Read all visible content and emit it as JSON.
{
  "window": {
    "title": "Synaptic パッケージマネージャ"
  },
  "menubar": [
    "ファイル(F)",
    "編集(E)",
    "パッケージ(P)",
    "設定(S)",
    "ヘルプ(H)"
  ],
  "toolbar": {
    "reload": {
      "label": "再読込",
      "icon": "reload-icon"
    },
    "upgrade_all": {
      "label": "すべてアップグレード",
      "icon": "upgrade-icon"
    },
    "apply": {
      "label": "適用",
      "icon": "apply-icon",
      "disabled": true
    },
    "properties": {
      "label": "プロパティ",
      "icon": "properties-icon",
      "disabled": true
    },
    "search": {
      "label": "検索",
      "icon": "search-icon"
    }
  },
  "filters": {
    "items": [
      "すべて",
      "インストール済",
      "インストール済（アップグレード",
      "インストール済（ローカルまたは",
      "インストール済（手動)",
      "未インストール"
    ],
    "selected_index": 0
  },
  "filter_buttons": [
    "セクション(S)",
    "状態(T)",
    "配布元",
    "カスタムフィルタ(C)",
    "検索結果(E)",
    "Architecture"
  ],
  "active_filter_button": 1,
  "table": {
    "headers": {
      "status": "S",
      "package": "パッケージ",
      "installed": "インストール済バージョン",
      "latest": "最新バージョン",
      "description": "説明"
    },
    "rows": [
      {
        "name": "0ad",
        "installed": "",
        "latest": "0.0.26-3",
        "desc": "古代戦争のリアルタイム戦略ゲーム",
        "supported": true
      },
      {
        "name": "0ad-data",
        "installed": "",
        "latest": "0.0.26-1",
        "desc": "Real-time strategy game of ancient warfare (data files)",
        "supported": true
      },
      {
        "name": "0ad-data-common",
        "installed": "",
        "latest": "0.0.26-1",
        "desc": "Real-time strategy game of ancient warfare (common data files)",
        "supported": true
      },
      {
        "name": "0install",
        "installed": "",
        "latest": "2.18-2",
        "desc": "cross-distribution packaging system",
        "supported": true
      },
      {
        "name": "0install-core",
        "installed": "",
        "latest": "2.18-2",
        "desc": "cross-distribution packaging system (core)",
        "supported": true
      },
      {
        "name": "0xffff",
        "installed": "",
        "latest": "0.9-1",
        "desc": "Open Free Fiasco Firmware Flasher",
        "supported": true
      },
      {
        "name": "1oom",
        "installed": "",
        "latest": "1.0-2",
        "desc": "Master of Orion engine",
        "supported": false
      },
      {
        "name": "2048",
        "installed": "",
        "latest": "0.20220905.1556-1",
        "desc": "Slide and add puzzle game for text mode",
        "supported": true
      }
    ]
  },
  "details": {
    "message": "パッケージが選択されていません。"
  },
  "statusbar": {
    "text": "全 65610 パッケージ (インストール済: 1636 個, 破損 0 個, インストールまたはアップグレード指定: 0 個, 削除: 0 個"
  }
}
• • • • •
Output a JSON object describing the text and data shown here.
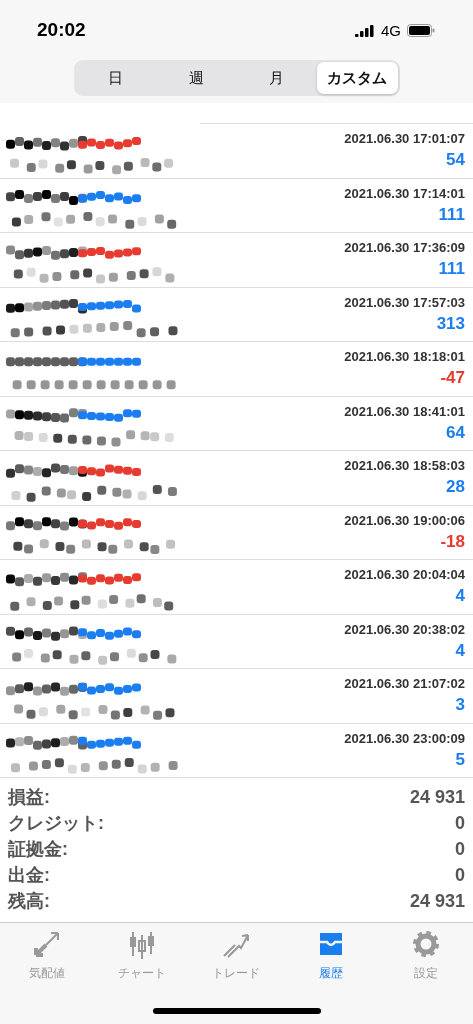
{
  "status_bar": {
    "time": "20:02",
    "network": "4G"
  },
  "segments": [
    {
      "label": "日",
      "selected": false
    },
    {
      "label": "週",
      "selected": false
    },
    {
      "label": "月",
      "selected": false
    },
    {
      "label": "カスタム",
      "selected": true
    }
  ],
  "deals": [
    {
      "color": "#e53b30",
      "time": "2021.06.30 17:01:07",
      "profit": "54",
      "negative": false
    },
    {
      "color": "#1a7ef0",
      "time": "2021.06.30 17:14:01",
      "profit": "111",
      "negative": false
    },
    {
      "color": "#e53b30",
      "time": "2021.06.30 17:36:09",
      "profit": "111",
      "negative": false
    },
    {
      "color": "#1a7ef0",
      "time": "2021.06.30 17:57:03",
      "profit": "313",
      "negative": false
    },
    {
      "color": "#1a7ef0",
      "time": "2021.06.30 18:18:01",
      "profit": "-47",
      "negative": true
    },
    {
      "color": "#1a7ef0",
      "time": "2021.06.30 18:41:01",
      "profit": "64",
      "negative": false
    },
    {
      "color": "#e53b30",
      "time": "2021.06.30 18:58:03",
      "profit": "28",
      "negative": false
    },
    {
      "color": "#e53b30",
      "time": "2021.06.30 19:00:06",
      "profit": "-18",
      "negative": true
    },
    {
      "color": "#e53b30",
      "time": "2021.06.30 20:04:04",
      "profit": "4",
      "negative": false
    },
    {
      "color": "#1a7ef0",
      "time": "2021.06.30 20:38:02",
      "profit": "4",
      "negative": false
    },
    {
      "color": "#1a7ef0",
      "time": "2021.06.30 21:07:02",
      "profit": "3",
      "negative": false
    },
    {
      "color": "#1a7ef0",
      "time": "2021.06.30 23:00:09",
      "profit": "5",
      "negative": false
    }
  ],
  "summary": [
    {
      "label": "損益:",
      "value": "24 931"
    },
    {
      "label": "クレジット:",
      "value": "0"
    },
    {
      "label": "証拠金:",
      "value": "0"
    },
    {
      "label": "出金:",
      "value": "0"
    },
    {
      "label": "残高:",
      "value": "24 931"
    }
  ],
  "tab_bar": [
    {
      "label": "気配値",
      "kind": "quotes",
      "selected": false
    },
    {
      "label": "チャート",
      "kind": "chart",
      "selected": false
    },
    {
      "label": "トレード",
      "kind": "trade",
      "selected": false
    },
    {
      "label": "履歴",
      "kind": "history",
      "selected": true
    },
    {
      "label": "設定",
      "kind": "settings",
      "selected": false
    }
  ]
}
• • • • •
▶ [Given request]: What is the number of lines holding the word "game"? State it alone.

▶ [Exercise solution]: 3